= Problem statement =
Output every line below without omitting or altering anything.

** start Given records **

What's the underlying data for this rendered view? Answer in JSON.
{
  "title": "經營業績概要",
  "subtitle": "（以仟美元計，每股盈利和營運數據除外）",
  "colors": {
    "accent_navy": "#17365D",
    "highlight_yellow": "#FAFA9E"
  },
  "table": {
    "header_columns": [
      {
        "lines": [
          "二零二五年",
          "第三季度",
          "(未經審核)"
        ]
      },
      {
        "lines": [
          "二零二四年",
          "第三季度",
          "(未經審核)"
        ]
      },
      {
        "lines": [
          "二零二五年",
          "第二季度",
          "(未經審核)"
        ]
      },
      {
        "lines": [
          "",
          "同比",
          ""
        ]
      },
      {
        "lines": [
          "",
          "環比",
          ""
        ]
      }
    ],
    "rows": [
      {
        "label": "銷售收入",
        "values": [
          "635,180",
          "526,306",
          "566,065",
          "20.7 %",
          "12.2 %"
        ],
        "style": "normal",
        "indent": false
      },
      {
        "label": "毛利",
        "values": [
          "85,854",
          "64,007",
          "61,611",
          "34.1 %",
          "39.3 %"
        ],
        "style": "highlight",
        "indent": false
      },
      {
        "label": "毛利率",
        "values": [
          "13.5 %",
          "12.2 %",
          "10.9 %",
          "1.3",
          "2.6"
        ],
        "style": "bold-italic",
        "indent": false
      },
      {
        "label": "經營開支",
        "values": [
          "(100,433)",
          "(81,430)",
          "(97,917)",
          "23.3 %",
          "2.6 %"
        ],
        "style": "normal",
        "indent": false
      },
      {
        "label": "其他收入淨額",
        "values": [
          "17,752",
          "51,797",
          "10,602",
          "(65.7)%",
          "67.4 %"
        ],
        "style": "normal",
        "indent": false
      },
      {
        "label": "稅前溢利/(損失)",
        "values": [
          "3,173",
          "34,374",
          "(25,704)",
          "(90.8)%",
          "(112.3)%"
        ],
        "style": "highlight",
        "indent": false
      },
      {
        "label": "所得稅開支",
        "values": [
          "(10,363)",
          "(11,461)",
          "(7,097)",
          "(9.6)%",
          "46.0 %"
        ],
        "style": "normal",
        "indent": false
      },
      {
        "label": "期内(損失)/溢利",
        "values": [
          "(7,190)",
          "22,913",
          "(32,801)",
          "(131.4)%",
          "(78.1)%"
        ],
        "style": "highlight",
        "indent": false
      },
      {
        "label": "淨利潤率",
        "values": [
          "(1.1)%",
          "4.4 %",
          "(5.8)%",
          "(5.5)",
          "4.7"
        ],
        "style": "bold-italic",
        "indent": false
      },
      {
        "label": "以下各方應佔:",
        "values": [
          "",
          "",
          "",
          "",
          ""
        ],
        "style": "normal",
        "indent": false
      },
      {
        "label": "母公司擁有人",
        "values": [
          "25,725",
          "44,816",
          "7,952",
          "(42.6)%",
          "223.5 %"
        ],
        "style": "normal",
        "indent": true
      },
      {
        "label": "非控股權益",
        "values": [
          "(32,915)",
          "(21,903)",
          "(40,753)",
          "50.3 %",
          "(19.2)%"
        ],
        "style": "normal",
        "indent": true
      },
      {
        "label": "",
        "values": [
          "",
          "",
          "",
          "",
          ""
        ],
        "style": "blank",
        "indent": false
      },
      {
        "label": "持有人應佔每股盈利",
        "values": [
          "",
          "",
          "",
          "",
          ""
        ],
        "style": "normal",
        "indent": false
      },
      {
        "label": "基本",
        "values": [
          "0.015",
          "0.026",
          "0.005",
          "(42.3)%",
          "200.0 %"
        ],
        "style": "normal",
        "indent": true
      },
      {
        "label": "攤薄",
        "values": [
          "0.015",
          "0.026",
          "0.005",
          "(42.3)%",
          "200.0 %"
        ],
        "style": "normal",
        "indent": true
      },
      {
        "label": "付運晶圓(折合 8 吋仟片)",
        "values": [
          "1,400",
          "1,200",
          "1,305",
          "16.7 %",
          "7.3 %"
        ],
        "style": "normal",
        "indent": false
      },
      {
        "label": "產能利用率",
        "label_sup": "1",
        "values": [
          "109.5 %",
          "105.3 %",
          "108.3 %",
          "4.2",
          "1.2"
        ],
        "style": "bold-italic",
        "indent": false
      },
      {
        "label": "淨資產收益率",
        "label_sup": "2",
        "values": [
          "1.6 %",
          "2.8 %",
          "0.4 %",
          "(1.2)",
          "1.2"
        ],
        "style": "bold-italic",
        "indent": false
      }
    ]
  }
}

** end Given records **

= Response to this exercise =
What's the underlying data for this rendered view? Answer in JSON.
{
  "title": "經營業績概要",
  "subtitle": "（以仟美元計，每股盈利和營運數據除外）",
  "colors": {
    "accent_navy": "#17365D",
    "highlight_yellow": "#FAFA9E"
  },
  "table": {
    "header_columns": [
      {
        "lines": [
          "二零二五年",
          "第三季度",
          "(未經審核)"
        ]
      },
      {
        "lines": [
          "二零二四年",
          "第三季度",
          "(未經審核)"
        ]
      },
      {
        "lines": [
          "二零二五年",
          "第二季度",
          "(未經審核)"
        ]
      },
      {
        "lines": [
          "",
          "同比",
          ""
        ]
      },
      {
        "lines": [
          "",
          "環比",
          ""
        ]
      }
    ],
    "rows": [
      {
        "label": "銷售收入",
        "values": [
          "635,180",
          "526,306",
          "566,065",
          "20.7 %",
          "12.2 %"
        ],
        "style": "normal",
        "indent": false
      },
      {
        "label": "毛利",
        "values": [
          "85,854",
          "64,007",
          "61,611",
          "34.1 %",
          "39.3 %"
        ],
        "style": "highlight",
        "indent": false
      },
      {
        "label": "毛利率",
        "values": [
          "13.5 %",
          "12.2 %",
          "10.9 %",
          "1.3",
          "2.6"
        ],
        "style": "bold-italic",
        "indent": false
      },
      {
        "label": "經營開支",
        "values": [
          "(100,433)",
          "(81,430)",
          "(97,917)",
          "23.3 %",
          "2.6 %"
        ],
        "style": "normal",
        "indent": false
      },
      {
        "label": "其他收入淨額",
        "values": [
          "17,752",
          "51,797",
          "10,602",
          "(65.7)%",
          "67.4 %"
        ],
        "style": "normal",
        "indent": false
      },
      {
        "label": "稅前溢利/(損失)",
        "values": [
          "3,173",
          "34,374",
          "(25,704)",
          "(90.8)%",
          "(112.3)%"
        ],
        "style": "highlight",
        "indent": false
      },
      {
        "label": "所得稅開支",
        "values": [
          "(10,363)",
          "(11,461)",
          "(7,097)",
          "(9.6)%",
          "46.0 %"
        ],
        "style": "normal",
        "indent": false
      },
      {
        "label": "期内(損失)/溢利",
        "values": [
          "(7,190)",
          "22,913",
          "(32,801)",
          "(131.4)%",
          "(78.1)%"
        ],
        "style": "highlight",
        "indent": false
      },
      {
        "label": "淨利潤率",
        "values": [
          "(1.1)%",
          "4.4 %",
          "(5.8)%",
          "(5.5)",
          "4.7"
        ],
        "style": "bold-italic",
        "indent": false
      },
      {
        "label": "以下各方應佔:",
        "values": [
          "",
          "",
          "",
          "",
          ""
        ],
        "style": "normal",
        "indent": false
      },
      {
        "label": "母公司擁有人",
        "values": [
          "25,725",
          "44,816",
          "7,952",
          "(42.6)%",
          "223.5 %"
        ],
        "style": "normal",
        "indent": true
      },
      {
        "label": "非控股權益",
        "values": [
          "(32,915)",
          "(21,903)",
          "(40,753)",
          "50.3 %",
          "(19.2)%"
        ],
        "style": "normal",
        "indent": true
      },
      {
        "label": "",
        "values": [
          "",
          "",
          "",
          "",
          ""
        ],
        "style": "blank",
        "indent": false
      },
      {
        "label": "持有人應佔每股盈利",
        "values": [
          "",
          "",
          "",
          "",
          ""
        ],
        "style": "normal",
        "indent": false
      },
      {
        "label": "基本",
        "values": [
          "0.015",
          "0.026",
          "0.005",
          "(42.3)%",
          "200.0 %"
        ],
        "style": "normal",
        "indent": true
      },
      {
        "label": "攤薄",
        "values": [
          "0.015",
          "0.026",
          "0.005",
          "(42.3)%",
          "200.0 %"
        ],
        "style": "normal",
        "indent": true
      },
      {
        "label": "付運晶圓(折合 8 吋仟片)",
        "values": [
          "1,400",
          "1,200",
          "1,305",
          "16.7 %",
          "7.3 %"
        ],
        "style": "normal",
        "indent": false
      },
      {
        "label": "產能利用率",
        "label_sup": "1",
        "values": [
          "109.5 %",
          "105.3 %",
          "108.3 %",
          "4.2",
          "1.2"
        ],
        "style": "bold-italic",
        "indent": false
      },
      {
        "label": "淨資產收益率",
        "label_sup": "2",
        "values": [
          "1.6 %",
          "2.8 %",
          "0.4 %",
          "(1.2)",
          "1.2"
        ],
        "style": "bold-italic",
        "indent": false
      }
    ]
  }
}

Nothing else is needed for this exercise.